■ PROBLEM:
Every line of the material below should be repeated exactly.

■ RECORDED INFORMATION:
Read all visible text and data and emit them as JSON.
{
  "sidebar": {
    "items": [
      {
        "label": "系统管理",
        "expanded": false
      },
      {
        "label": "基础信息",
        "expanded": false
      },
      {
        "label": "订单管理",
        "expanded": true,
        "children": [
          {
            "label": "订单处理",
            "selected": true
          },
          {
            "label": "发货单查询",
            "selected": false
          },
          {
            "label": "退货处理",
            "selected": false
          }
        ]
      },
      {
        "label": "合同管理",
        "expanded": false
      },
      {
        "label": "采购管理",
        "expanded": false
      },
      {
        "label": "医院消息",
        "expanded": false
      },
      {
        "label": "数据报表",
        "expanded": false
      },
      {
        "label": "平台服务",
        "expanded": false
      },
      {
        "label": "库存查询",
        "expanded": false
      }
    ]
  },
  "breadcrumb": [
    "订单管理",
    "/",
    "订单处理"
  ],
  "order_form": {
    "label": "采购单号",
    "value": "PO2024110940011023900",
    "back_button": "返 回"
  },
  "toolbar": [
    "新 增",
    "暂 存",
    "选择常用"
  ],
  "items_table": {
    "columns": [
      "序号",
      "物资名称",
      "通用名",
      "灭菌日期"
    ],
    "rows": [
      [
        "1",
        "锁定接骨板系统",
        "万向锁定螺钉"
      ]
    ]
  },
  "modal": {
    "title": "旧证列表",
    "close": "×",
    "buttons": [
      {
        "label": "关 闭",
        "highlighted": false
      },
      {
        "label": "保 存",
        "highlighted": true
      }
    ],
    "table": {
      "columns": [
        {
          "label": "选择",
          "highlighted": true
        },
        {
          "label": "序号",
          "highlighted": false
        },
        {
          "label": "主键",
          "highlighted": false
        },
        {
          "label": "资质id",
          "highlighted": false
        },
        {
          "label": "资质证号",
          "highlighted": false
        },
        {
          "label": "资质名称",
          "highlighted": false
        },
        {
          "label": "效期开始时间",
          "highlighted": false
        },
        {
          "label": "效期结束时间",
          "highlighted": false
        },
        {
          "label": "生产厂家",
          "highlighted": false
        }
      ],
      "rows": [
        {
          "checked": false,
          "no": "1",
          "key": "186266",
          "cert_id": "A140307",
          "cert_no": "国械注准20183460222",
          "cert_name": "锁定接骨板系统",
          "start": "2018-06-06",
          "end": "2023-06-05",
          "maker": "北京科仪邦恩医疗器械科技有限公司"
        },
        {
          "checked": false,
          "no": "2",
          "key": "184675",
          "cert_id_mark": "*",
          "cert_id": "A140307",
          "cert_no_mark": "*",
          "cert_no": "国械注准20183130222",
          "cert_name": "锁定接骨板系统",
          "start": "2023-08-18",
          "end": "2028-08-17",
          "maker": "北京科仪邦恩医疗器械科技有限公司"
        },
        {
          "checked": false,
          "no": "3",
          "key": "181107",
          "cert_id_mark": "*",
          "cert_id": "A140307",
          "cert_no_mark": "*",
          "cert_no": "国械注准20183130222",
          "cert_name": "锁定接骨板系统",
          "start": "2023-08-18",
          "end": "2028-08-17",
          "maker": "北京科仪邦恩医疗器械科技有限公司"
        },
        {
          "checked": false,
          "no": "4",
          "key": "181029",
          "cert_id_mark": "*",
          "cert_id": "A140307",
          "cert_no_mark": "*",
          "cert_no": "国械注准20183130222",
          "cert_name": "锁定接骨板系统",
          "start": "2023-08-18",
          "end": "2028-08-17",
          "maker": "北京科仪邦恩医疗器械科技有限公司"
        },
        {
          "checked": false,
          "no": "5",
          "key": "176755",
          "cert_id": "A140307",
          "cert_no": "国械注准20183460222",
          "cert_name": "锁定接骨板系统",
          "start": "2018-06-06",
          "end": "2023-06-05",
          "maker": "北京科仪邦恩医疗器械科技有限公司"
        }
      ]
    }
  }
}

■ RIGHT ANSWER:
Read all visible text and data and emit them as JSON.
{
  "sidebar": {
    "items": [
      {
        "label": "系统管理",
        "expanded": false
      },
      {
        "label": "基础信息",
        "expanded": false
      },
      {
        "label": "订单管理",
        "expanded": true,
        "children": [
          {
            "label": "订单处理",
            "selected": true
          },
          {
            "label": "发货单查询",
            "selected": false
          },
          {
            "label": "退货处理",
            "selected": false
          }
        ]
      },
      {
        "label": "合同管理",
        "expanded": false
      },
      {
        "label": "采购管理",
        "expanded": false
      },
      {
        "label": "医院消息",
        "expanded": false
      },
      {
        "label": "数据报表",
        "expanded": false
      },
      {
        "label": "平台服务",
        "expanded": false
      },
      {
        "label": "库存查询",
        "expanded": false
      }
    ]
  },
  "breadcrumb": [
    "订单管理",
    "/",
    "订单处理"
  ],
  "order_form": {
    "label": "采购单号",
    "value": "PO2024110940011023900",
    "back_button": "返 回"
  },
  "toolbar": [
    "新 增",
    "暂 存",
    "选择常用"
  ],
  "items_table": {
    "columns": [
      "序号",
      "物资名称",
      "通用名",
      "灭菌日期"
    ],
    "rows": [
      [
        "1",
        "锁定接骨板系统",
        "万向锁定螺钉"
      ]
    ]
  },
  "modal": {
    "title": "旧证列表",
    "close": "×",
    "buttons": [
      {
        "label": "关 闭",
        "highlighted": false
      },
      {
        "label": "保 存",
        "highlighted": true
      }
    ],
    "table": {
      "columns": [
        {
          "label": "选择",
          "highlighted": true
        },
        {
          "label": "序号",
          "highlighted": false
        },
        {
          "label": "主键",
          "highlighted": false
        },
        {
          "label": "资质id",
          "highlighted": false
        },
        {
          "label": "资质证号",
          "highlighted": false
        },
        {
          "label": "资质名称",
          "highlighted": false
        },
        {
          "label": "效期开始时间",
          "highlighted": false
        },
        {
          "label": "效期结束时间",
          "highlighted": false
        },
        {
          "label": "生产厂家",
          "highlighted": false
        }
      ],
      "rows": [
        {
          "checked": false,
          "no": "1",
          "key": "186266",
          "cert_id": "A140307",
          "cert_no": "国械注准20183460222",
          "cert_name": "锁定接骨板系统",
          "start": "2018-06-06",
          "end": "2023-06-05",
          "maker": "北京科仪邦恩医疗器械科技有限公司"
        },
        {
          "checked": false,
          "no": "2",
          "key": "184675",
          "cert_id_mark": "*",
          "cert_id": "A140307",
          "cert_no_mark": "*",
          "cert_no": "国械注准20183130222",
          "cert_name": "锁定接骨板系统",
          "start": "2023-08-18",
          "end": "2028-08-17",
          "maker": "北京科仪邦恩医疗器械科技有限公司"
        },
        {
          "checked": false,
          "no": "3",
          "key": "181107",
          "cert_id_mark": "*",
          "cert_id": "A140307",
          "cert_no_mark": "*",
          "cert_no": "国械注准20183130222",
          "cert_name": "锁定接骨板系统",
          "start": "2023-08-18",
          "end": "2028-08-17",
          "maker": "北京科仪邦恩医疗器械科技有限公司"
        },
        {
          "checked": false,
          "no": "4",
          "key": "181029",
          "cert_id_mark": "*",
          "cert_id": "A140307",
          "cert_no_mark": "*",
          "cert_no": "国械注准20183130222",
          "cert_name": "锁定接骨板系统",
          "start": "2023-08-18",
          "end": "2028-08-17",
          "maker": "北京科仪邦恩医疗器械科技有限公司"
        },
        {
          "checked": false,
          "no": "5",
          "key": "176755",
          "cert_id": "A140307",
          "cert_no": "国械注准20183460222",
          "cert_name": "锁定接骨板系统",
          "start": "2018-06-06",
          "end": "2023-06-05",
          "maker": "北京科仪邦恩医疗器械科技有限公司"
        }
      ]
    }
  }
}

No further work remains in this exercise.